● Stated goal
Omit the pictures from the entries below and retype everything else exactly.

● Source data
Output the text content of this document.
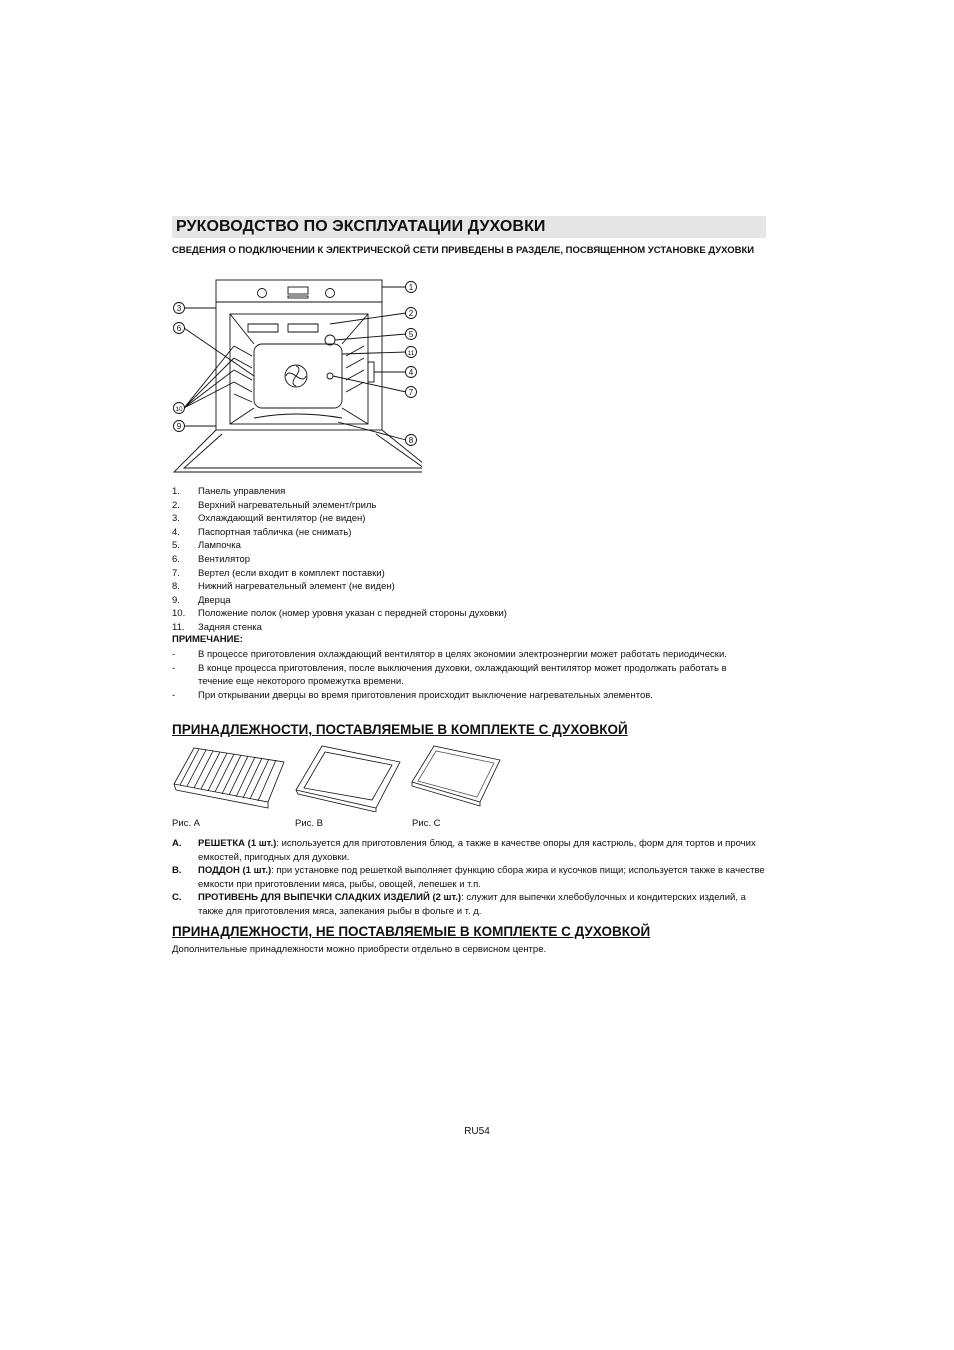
РУКОВОДСТВО ПО ЭКСПЛУАТАЦИИ ДУХОВКИ
СВЕДЕНИЯ О ПОДКЛЮЧЕНИИ К ЭЛЕКТРИЧЕСКОЙ СЕТИ ПРИВЕДЕНЫ В РАЗДЕЛЕ, ПОСВЯЩЕННОМ УСТАНОВКЕ ДУХОВКИ
1
2
3
4
5
6
7
8
9
10
11
1. Панель управления
2. Верхний нагревательный элемент/гриль
3. Охлаждающий вентилятор (не виден)
4. Паспортная табличка (не снимать)
5. Лампочка
6. Вентилятор
7. Вертел (если входит в комплект поставки)
8. Нижний нагревательный элемент (не виден)
9. Дверца
10. Положение полок (номер уровня указан с передней стороны духовки)
11. Задняя стенка
ПРИМЕЧАНИЕ:
- В процессе приготовления охлаждающий вентилятор в целях экономии электроэнергии может работать периодически.
- В конце процесса приготовления, после выключения духовки, охлаждающий вентилятор может продолжать работать в течение еще некоторого промежутка времени.
- При открывании дверцы во время приготовления происходит выключение нагревательных элементов.
ПРИНАДЛЕЖНОСТИ, ПОСТАВЛЯЕМЫЕ В КОМПЛЕКТЕ С ДУХОВКОЙ
Рис. A	Рис. B	Рис. C
A. РЕШЕТКА (1 шт.): используется для приготовления блюд, а также в качестве опоры для кастрюль, форм для тортов и прочих емкостей, пригодных для духовки.
B. ПОДДОН (1 шт.): при установке под решеткой выполняет функцию сбора жира и кусочков пищи; используется также в качестве емкости при приготовлении мяса, рыбы, овощей, лепешек и т.п.
C. ПРОТИВЕНЬ ДЛЯ ВЫПЕЧКИ СЛАДКИХ ИЗДЕЛИЙ (2 шт.): служит для выпечки хлебобулочных и кондитерских изделий, а также для приготовления мяса, запекания рыбы в фольге и т. д.
ПРИНАДЛЕЖНОСТИ, НЕ ПОСТАВЛЯЕМЫЕ В КОМПЛЕКТЕ С ДУХОВКОЙ
Дополнительные принадлежности можно приобрести отдельно в сервисном центре.
RU54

● Exercise answer
Output the text content of this document.
РУКОВОДСТВО ПО ЭКСПЛУАТАЦИИ ДУХОВКИ
СВЕДЕНИЯ О ПОДКЛЮЧЕНИИ К ЭЛЕКТРИЧЕСКОЙ СЕТИ ПРИВЕДЕНЫ В РАЗДЕЛЕ, ПОСВЯЩЕННОМ УСТАНОВКЕ ДУХОВКИ
1
2
3
4
5
6
7
8
9
10
11
1. Панель управления
2. Верхний нагревательный элемент/гриль
3. Охлаждающий вентилятор (не виден)
4. Паспортная табличка (не снимать)
5. Лампочка
6. Вентилятор
7. Вертел (если входит в комплект поставки)
8. Нижний нагревательный элемент (не виден)
9. Дверца
10. Положение полок (номер уровня указан с передней стороны духовки)
11. Задняя стенка
ПРИМЕЧАНИЕ:
- В процессе приготовления охлаждающий вентилятор в целях экономии электроэнергии может работать периодически.
- В конце процесса приготовления, после выключения духовки, охлаждающий вентилятор может продолжать работать в течение еще некоторого промежутка времени.
- При открывании дверцы во время приготовления происходит выключение нагревательных элементов.
ПРИНАДЛЕЖНОСТИ, ПОСТАВЛЯЕМЫЕ В КОМПЛЕКТЕ С ДУХОВКОЙ
Рис. A	Рис. B	Рис. C
A. РЕШЕТКА (1 шт.): используется для приготовления блюд, а также в качестве опоры для кастрюль, форм для тортов и прочих емкостей, пригодных для духовки.
B. ПОДДОН (1 шт.): при установке под решеткой выполняет функцию сбора жира и кусочков пищи; используется также в качестве емкости при приготовлении мяса, рыбы, овощей, лепешек и т.п.
C. ПРОТИВЕНЬ ДЛЯ ВЫПЕЧКИ СЛАДКИХ ИЗДЕЛИЙ (2 шт.): служит для выпечки хлебобулочных и кондитерских изделий, а также для приготовления мяса, запекания рыбы в фольге и т. д.
ПРИНАДЛЕЖНОСТИ, НЕ ПОСТАВЛЯЕМЫЕ В КОМПЛЕКТЕ С ДУХОВКОЙ
Дополнительные принадлежности можно приобрести отдельно в сервисном центре.
RU54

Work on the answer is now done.